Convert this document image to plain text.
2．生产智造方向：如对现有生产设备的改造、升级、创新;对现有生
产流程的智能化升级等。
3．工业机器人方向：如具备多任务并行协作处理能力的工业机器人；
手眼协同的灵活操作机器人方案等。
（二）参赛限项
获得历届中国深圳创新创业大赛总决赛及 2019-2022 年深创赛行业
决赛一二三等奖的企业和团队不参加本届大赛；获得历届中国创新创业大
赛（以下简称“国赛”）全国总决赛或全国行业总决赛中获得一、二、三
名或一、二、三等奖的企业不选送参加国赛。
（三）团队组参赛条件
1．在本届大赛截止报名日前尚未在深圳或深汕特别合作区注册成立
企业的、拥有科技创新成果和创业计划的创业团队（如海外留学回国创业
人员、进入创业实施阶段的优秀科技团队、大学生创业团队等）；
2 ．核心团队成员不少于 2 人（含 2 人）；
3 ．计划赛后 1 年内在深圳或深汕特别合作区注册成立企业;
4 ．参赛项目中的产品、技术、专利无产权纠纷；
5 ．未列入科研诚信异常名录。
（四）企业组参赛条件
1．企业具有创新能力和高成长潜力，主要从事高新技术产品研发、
==
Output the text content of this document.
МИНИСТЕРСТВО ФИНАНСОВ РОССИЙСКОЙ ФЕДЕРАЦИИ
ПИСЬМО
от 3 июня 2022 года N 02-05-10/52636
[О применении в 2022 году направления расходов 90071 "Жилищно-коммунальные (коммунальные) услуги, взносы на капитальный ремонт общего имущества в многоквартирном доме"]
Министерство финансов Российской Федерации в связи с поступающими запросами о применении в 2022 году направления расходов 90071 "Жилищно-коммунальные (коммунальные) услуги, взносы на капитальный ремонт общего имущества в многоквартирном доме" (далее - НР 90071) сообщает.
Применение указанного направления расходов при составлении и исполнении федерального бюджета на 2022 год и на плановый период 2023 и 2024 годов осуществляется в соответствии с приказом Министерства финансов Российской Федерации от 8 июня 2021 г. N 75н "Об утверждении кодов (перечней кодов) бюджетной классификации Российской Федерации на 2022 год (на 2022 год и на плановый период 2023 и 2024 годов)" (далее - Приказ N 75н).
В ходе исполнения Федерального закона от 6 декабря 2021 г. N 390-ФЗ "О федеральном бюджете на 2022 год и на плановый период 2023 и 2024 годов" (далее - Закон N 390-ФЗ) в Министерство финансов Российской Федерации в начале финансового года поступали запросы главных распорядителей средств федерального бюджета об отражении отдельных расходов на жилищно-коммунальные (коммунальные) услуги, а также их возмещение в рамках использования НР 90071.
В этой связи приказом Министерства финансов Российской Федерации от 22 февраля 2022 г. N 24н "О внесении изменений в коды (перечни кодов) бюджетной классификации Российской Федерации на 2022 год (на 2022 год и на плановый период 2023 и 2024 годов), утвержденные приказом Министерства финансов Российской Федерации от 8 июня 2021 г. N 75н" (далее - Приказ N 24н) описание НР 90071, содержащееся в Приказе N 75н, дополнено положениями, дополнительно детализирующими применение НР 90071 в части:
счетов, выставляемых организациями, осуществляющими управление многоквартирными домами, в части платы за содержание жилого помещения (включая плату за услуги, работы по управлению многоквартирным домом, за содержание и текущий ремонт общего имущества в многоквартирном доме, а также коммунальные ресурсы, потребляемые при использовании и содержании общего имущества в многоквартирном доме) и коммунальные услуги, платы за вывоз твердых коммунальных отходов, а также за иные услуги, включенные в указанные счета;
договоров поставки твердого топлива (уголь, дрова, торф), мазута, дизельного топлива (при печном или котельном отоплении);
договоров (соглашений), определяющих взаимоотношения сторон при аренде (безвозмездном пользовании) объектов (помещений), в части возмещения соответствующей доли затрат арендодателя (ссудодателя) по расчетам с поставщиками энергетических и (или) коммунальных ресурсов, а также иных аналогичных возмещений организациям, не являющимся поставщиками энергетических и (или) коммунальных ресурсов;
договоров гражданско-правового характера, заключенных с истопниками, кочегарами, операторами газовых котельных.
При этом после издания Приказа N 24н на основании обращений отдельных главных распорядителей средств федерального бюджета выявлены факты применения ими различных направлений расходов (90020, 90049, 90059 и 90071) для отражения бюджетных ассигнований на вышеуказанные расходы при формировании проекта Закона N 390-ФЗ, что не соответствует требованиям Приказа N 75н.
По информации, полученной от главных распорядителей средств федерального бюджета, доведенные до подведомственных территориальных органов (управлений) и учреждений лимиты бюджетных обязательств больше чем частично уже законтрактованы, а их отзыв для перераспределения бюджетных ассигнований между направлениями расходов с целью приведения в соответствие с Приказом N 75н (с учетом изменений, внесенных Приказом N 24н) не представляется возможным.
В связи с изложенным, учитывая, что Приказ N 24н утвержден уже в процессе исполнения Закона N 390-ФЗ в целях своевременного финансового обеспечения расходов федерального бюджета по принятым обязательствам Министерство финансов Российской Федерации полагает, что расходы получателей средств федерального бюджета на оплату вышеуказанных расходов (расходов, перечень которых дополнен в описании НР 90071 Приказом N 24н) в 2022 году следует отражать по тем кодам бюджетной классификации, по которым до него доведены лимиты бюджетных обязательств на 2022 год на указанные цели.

— INSTRUCTION —
Among the entries above, how many lines hold the string "финансового"? Respond with nothing but the number.

— THE RESULT —
2